Selected passage:
= = = = =
From the May 29, 2007 post:
Quote:
If the pitch cylinder were truly a two-dimensional model, then presumably it could be visually represented without requiring an implicit third dimension.
. . . .
But the helix model was created because a simple line could not represent octave equivalence; likewise, a two-dimensional plane cannot represent octave equivalence either.

Actually in the bottom graph in the latest "June 1, 2007 - Note soak"-post octave equivalence is represented with a single line on a two-dimensional plane, the line that's called "height". It only requires that the X-axis chroma scale repeats itself.

I don't know where this dimension thing is heading, perhaps it has something to do with the topic of how to rotate a tone, but my theory of chroma and height is this:
A tone's height is determined by where on the audio range the most powerful harmonics are.
Chroma is determined by the harmonics of a tone matching a mental collection of frequencies.

What this mental collection means is that there is an ideal model of chroma in the brain, that consists of a collection of frequencies. Whenever the person hears harmonics that fit this collection, the sound is heard as having the corresponding chroma. All the harmonics need not be heard, even the fundamental can be missing, and the chroma can still be identified, like a car that's coming from behind a house can be identified even when only a third of the car is visible.
= = = = =
Data extract:
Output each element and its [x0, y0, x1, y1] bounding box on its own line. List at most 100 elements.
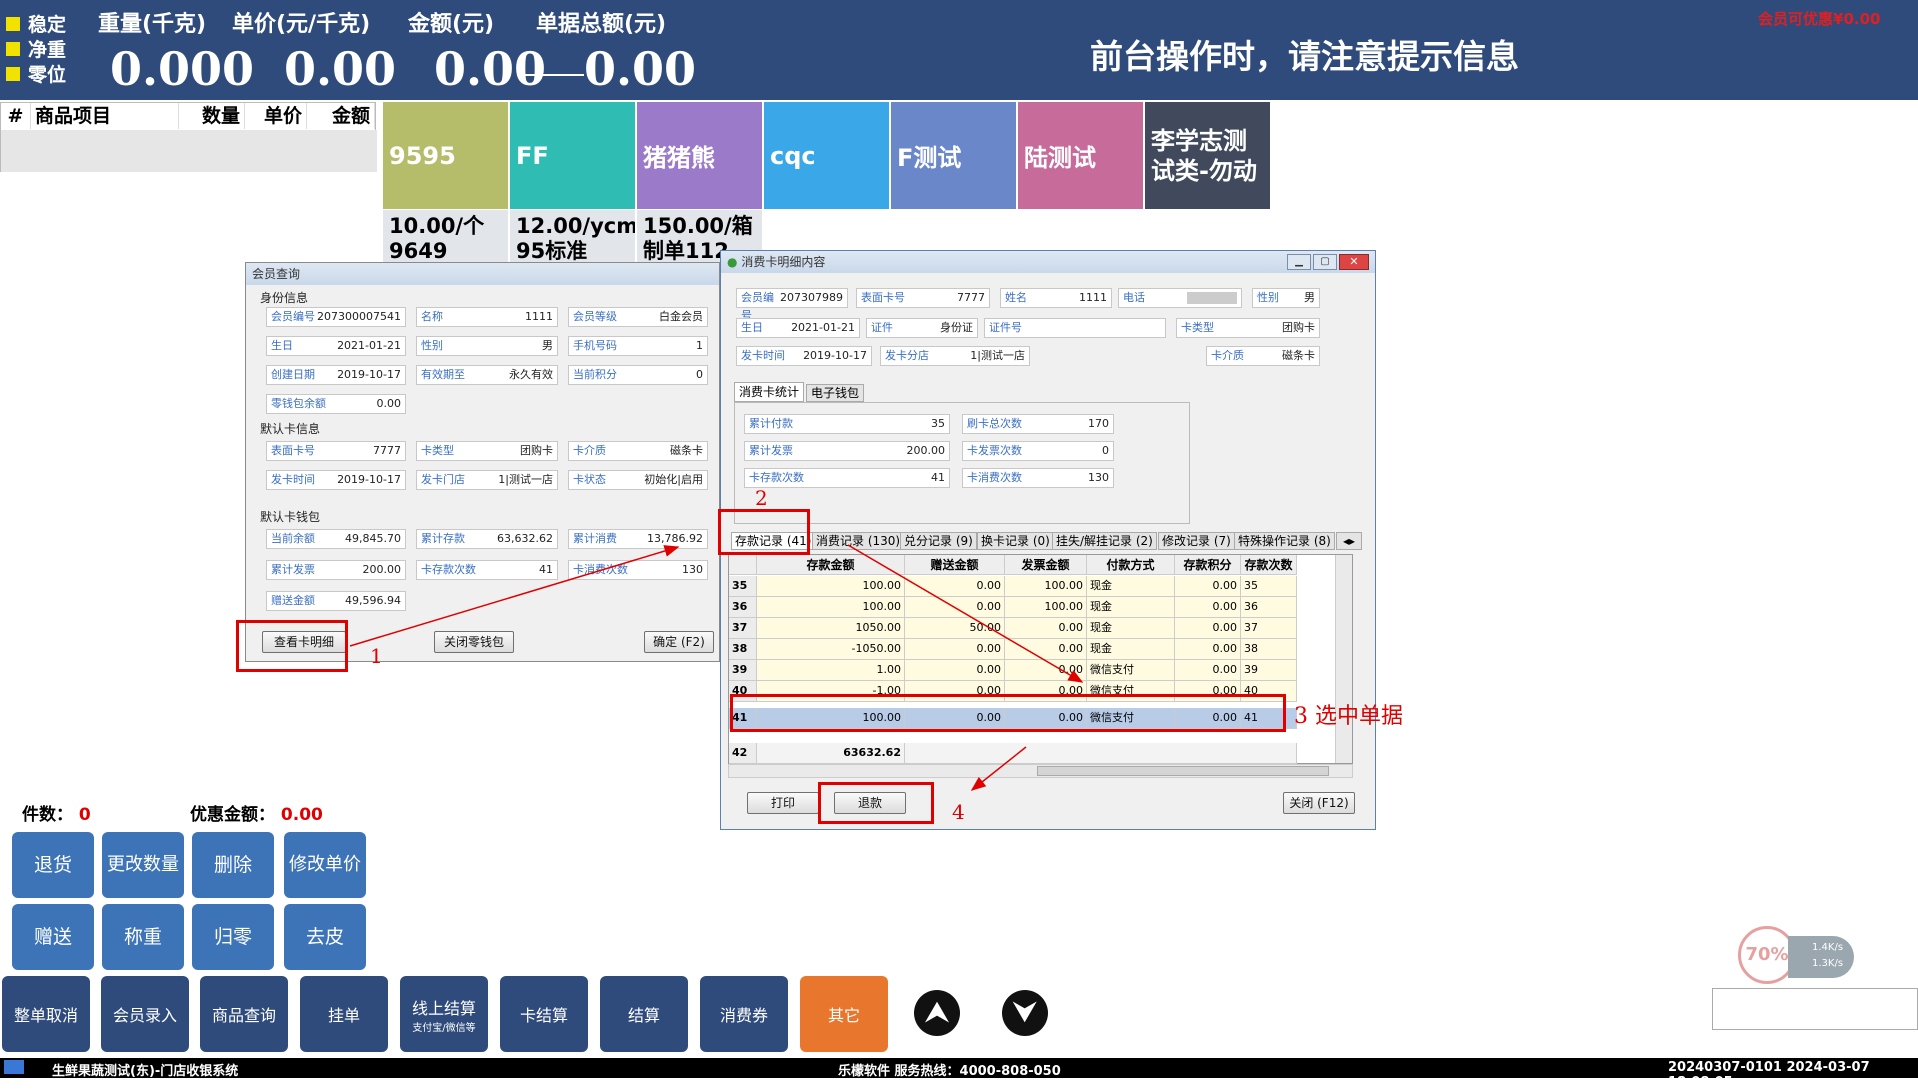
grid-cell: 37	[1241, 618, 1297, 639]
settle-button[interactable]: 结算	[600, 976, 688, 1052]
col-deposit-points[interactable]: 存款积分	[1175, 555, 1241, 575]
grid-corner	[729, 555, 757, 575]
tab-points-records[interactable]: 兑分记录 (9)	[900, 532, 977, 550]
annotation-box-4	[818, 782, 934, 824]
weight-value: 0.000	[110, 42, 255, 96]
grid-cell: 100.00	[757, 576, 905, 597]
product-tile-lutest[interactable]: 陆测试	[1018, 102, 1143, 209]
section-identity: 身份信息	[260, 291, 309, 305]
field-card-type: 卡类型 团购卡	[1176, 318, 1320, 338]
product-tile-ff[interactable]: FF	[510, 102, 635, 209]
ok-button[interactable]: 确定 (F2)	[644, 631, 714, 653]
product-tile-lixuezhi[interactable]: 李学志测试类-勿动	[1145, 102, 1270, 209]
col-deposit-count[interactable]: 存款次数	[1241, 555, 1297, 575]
= = = = =
Work required: Name each geometric shape that the post on pitch and chroma mentions. The listing isn't needed for this.

Answer to the exercise:
- Cylinder (the pitch cylinder)
- Helix (the helix model)
- Line
- Two-dimensional plane